Given task
Scan the material below for the string "oppure", and copy every line where it shows up.

Extracted entries
----------
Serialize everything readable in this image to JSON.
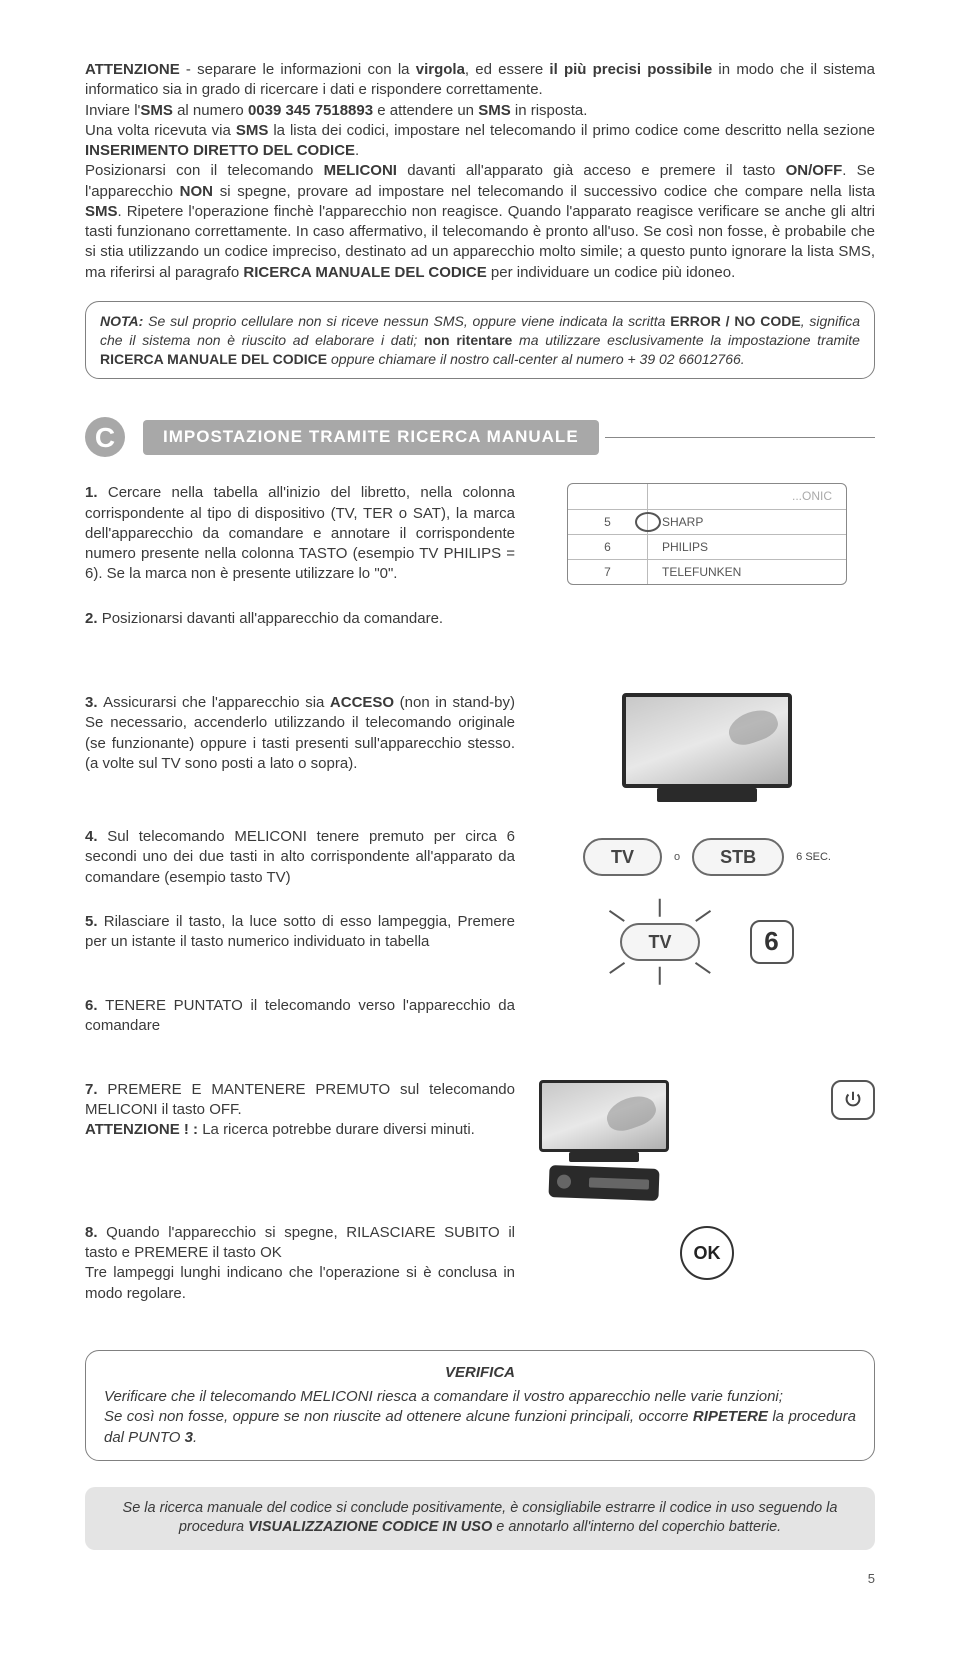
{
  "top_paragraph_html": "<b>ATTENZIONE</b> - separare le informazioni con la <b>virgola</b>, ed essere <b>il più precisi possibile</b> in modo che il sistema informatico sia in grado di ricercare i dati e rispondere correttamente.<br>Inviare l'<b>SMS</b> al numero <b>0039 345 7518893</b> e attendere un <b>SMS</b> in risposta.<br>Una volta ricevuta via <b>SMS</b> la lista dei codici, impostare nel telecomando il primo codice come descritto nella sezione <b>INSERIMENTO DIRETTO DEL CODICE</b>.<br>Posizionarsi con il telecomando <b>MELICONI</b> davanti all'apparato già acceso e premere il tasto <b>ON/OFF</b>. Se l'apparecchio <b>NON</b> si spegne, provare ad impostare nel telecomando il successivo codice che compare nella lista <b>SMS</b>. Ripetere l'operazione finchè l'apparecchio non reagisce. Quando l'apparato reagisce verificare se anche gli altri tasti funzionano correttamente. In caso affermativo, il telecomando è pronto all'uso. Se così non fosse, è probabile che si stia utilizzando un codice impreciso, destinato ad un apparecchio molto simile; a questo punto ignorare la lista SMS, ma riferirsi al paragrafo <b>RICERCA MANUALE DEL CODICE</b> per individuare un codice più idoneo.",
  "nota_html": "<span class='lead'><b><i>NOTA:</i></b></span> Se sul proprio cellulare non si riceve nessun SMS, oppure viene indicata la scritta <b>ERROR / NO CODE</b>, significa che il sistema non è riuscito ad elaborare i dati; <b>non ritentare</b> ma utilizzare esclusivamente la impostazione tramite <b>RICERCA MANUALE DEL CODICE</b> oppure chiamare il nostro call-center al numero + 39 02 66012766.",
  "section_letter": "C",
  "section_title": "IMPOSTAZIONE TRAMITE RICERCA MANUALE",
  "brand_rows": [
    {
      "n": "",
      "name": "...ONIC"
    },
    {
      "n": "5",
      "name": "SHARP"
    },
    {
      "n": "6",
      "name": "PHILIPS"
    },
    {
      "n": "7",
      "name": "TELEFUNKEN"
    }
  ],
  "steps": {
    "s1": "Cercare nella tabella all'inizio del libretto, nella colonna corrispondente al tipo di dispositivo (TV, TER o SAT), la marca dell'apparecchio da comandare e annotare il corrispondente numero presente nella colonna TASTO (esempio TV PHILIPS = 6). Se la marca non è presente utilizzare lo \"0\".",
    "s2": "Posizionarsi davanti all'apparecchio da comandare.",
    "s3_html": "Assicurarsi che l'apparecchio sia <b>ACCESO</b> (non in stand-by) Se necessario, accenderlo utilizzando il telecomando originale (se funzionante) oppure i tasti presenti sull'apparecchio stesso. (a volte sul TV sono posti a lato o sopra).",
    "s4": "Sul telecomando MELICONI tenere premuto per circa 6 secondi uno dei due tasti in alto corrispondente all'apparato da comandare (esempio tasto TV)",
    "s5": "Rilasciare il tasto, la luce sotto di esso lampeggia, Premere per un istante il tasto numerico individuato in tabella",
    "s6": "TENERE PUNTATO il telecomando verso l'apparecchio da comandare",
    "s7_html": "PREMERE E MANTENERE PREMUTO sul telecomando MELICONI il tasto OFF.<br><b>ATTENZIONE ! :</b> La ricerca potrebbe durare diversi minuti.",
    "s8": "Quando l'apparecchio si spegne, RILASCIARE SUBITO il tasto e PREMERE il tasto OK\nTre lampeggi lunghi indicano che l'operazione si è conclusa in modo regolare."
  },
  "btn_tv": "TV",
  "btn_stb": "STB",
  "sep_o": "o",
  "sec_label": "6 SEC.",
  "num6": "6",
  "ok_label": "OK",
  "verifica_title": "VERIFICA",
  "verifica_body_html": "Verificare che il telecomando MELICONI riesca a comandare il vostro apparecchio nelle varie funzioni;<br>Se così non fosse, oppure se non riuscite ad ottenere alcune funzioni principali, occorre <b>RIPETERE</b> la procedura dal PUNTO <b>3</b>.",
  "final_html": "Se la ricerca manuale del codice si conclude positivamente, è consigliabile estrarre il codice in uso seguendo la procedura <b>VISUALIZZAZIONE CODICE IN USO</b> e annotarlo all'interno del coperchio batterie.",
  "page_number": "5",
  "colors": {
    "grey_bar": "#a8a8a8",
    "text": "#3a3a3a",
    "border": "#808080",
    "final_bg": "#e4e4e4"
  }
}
----------
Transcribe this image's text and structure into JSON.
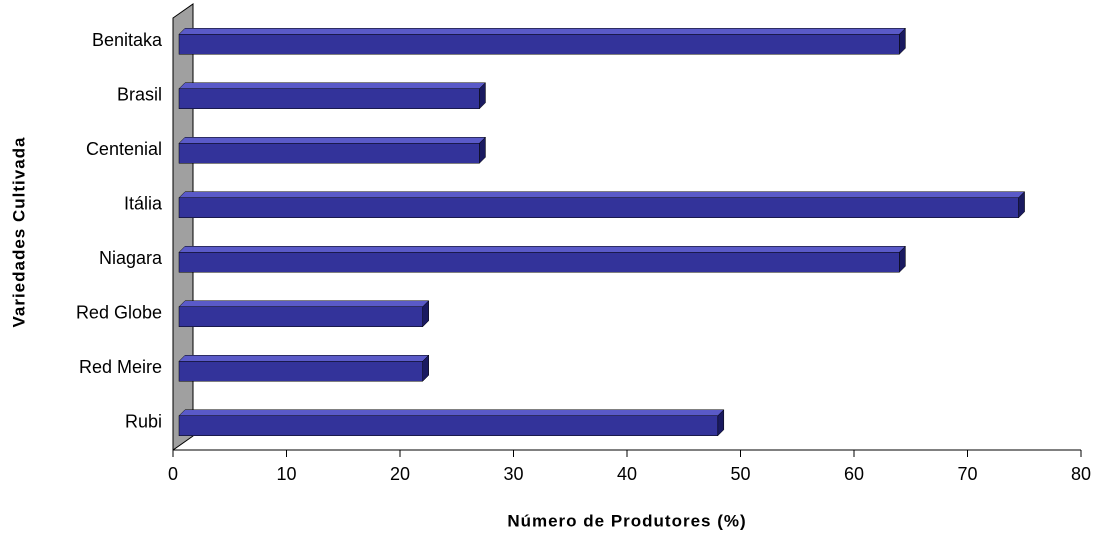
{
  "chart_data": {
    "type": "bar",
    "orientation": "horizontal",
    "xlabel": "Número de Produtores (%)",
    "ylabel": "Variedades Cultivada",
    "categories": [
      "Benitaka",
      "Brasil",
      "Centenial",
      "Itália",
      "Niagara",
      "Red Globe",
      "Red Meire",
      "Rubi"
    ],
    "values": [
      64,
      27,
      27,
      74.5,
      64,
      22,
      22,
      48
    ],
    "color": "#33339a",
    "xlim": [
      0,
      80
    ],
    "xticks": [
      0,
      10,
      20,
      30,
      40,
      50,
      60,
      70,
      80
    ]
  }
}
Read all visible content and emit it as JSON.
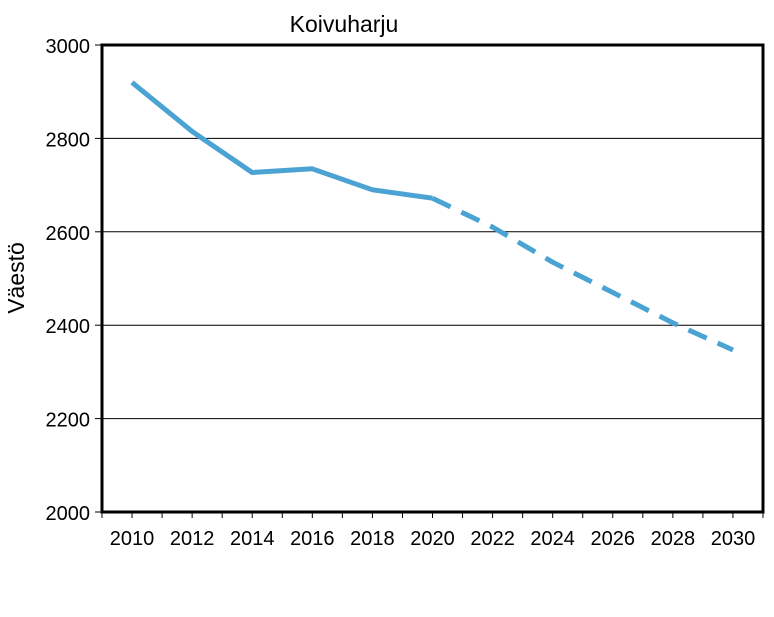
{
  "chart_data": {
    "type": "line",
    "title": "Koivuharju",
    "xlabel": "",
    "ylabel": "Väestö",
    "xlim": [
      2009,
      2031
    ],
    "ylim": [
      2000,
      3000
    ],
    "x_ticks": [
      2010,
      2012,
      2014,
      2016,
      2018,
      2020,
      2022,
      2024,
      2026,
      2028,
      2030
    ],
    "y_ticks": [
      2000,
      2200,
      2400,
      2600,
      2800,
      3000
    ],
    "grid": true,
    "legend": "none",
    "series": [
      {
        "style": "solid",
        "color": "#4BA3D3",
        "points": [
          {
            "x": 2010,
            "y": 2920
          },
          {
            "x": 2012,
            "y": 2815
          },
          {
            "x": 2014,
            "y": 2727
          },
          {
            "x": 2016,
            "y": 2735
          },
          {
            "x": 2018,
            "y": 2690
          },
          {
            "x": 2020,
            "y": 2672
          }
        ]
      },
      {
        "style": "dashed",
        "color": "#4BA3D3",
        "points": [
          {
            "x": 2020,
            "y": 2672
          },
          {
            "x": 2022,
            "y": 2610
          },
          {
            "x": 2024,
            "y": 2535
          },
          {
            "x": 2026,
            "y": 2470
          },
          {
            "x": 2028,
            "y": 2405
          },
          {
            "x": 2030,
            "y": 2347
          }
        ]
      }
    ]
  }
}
----------
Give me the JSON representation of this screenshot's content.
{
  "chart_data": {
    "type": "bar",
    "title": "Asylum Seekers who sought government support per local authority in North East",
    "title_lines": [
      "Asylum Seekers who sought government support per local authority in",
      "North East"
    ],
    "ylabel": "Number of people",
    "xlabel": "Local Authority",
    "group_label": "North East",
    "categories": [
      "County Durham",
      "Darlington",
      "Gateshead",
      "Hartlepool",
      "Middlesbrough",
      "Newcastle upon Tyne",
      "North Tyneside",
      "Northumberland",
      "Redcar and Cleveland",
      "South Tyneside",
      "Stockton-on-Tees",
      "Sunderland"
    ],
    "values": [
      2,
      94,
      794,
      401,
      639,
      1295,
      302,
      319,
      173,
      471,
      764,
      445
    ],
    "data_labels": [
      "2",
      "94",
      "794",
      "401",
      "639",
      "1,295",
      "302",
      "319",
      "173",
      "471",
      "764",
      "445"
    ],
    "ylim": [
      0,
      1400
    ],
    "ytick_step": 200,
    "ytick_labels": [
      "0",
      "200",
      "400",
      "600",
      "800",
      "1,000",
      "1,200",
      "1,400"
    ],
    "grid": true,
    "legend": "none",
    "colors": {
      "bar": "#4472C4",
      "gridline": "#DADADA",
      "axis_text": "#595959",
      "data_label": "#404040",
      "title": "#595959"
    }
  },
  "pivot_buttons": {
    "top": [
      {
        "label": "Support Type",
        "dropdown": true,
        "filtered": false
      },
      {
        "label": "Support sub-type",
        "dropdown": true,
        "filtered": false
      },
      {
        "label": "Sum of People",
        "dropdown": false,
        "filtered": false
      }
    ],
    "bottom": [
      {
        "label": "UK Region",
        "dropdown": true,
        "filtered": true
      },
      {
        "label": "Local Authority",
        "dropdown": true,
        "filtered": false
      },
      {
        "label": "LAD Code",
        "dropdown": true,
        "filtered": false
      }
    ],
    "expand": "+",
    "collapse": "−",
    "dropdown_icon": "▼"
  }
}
----------
Worked answer
  "nota_html": "<span class='lead'><b><i>NOTA:</i></b></span> Se sul proprio cellulare non si riceve nessun SMS, oppure viene indicata la scritta <b>ERROR / NO CODE</b>, significa che il sistema non è riuscito ad elaborare i dati; <b>non ritentare</b> ma utilizzare esclusivamente la impostazione tramite <b>RICERCA MANUALE DEL CODICE</b> oppure chiamare il nostro call-center al numero + 39 02 66012766.",
    "s3_html": "Assicurarsi che l'apparecchio sia <b>ACCESO</b> (non in stand-by) Se necessario, accenderlo utilizzando il telecomando originale (se funzionante) oppure i tasti presenti sull'apparecchio stesso. (a volte sul TV sono posti a lato o sopra).",
  "verifica_body_html": "Verificare che il telecomando MELICONI riesca a comandare il vostro apparecchio nelle varie funzioni;<br>Se così non fosse, oppure se non riuscite ad ottenere alcune funzioni principali, occorre <b>RIPETERE</b> la procedura dal PUNTO <b>3</b>.",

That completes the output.